## Records
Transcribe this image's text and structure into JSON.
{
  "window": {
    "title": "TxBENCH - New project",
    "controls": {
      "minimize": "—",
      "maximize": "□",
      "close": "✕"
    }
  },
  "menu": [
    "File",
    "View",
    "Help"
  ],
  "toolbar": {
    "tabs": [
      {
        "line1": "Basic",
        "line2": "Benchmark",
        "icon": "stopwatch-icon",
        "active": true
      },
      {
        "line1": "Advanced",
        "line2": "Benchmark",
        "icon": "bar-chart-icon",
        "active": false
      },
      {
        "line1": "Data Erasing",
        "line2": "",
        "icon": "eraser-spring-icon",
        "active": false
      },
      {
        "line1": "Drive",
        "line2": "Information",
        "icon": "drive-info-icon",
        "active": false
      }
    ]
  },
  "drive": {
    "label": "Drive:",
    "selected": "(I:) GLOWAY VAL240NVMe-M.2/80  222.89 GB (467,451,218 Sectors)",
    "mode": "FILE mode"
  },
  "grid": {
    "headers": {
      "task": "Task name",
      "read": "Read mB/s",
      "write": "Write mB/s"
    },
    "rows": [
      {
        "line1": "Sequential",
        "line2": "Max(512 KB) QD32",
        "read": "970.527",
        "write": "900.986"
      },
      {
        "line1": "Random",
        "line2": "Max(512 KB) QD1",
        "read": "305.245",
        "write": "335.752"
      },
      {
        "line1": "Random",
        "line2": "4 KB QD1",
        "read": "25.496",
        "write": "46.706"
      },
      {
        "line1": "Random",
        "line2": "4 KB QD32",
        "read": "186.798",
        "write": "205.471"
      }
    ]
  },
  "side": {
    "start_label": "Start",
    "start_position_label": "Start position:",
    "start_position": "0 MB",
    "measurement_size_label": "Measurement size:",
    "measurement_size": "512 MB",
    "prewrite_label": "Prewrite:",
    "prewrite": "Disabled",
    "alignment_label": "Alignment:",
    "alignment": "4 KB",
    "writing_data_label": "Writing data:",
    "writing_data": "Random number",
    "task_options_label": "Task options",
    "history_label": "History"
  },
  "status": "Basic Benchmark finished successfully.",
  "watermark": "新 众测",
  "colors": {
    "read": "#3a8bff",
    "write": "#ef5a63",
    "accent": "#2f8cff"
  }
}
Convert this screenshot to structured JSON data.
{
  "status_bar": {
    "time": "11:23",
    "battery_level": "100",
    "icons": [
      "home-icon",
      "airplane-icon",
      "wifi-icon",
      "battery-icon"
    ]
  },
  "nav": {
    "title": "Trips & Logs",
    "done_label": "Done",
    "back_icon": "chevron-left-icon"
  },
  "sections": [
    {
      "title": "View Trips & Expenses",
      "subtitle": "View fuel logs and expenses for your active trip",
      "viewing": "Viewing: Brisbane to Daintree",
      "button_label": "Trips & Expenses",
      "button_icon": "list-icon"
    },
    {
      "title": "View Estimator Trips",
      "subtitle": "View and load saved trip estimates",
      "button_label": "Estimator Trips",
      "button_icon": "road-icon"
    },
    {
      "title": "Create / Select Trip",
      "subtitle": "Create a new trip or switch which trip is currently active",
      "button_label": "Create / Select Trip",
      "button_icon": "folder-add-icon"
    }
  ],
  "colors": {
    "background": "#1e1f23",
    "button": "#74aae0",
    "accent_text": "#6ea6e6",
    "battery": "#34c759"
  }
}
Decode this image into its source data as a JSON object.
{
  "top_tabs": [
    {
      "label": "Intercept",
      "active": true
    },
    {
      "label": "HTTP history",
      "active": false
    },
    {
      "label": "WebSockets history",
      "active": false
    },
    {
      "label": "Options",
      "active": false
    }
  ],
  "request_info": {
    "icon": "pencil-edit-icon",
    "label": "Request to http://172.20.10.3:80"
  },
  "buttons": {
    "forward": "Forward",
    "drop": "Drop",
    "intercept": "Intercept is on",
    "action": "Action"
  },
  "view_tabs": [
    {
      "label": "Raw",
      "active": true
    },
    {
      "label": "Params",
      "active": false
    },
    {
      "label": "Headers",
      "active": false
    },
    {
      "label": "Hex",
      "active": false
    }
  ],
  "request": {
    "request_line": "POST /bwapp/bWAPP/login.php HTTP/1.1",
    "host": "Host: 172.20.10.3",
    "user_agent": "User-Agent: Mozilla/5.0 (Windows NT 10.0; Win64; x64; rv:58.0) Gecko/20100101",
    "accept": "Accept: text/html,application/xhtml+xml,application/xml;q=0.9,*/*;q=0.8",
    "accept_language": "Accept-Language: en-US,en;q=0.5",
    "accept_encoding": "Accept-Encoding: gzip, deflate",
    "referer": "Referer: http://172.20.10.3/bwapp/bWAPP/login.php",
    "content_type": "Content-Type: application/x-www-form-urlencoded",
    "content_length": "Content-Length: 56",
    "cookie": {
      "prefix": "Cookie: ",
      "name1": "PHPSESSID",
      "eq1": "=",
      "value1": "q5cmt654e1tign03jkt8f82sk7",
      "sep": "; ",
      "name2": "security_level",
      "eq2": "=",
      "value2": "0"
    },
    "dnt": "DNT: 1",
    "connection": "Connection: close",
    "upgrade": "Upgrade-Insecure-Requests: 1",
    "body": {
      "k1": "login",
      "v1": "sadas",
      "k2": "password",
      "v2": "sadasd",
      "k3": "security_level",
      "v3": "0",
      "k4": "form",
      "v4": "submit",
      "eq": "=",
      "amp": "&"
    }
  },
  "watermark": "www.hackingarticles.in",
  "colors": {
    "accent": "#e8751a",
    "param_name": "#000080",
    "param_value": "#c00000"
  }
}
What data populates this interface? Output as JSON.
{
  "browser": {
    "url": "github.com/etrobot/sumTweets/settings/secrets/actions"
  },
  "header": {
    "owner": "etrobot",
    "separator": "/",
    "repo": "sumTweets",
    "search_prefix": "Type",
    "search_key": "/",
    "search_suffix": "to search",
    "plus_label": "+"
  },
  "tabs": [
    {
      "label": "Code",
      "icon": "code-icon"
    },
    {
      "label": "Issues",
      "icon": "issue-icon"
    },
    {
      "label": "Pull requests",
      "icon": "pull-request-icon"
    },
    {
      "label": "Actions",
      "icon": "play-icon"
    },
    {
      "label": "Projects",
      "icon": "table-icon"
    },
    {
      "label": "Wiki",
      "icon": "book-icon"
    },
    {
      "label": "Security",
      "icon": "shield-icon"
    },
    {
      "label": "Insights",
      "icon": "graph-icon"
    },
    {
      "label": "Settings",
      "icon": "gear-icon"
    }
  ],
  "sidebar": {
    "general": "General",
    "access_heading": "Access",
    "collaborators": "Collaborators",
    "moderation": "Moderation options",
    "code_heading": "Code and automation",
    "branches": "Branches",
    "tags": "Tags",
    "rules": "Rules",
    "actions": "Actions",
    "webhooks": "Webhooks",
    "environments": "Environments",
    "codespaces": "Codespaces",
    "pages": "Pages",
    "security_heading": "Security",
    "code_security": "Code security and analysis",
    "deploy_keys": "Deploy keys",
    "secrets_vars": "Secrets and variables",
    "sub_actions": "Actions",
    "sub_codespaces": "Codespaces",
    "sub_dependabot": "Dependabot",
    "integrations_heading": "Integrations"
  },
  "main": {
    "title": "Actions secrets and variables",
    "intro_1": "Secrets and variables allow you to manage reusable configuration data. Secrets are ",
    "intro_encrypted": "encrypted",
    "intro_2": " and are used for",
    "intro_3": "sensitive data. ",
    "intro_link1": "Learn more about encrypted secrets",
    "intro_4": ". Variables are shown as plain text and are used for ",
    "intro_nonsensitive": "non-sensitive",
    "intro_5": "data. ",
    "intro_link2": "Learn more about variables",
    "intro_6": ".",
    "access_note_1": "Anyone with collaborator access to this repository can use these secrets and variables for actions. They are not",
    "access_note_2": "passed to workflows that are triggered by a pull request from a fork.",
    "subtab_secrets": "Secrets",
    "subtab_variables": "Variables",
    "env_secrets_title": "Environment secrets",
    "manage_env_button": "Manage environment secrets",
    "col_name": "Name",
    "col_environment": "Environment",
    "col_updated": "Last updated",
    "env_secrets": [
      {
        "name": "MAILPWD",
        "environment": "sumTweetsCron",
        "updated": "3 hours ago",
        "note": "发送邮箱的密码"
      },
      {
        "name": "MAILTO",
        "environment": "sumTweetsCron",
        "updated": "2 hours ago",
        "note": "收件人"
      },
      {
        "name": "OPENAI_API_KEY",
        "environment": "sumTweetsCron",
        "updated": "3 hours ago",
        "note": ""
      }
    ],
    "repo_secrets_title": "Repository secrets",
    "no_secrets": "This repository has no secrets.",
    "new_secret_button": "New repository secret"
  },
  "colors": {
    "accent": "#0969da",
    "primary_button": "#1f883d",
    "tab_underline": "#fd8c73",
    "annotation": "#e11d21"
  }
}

## Written exercise
Tell how many lines contain the word "JSON", using only the number.

## Solution to this exercise
4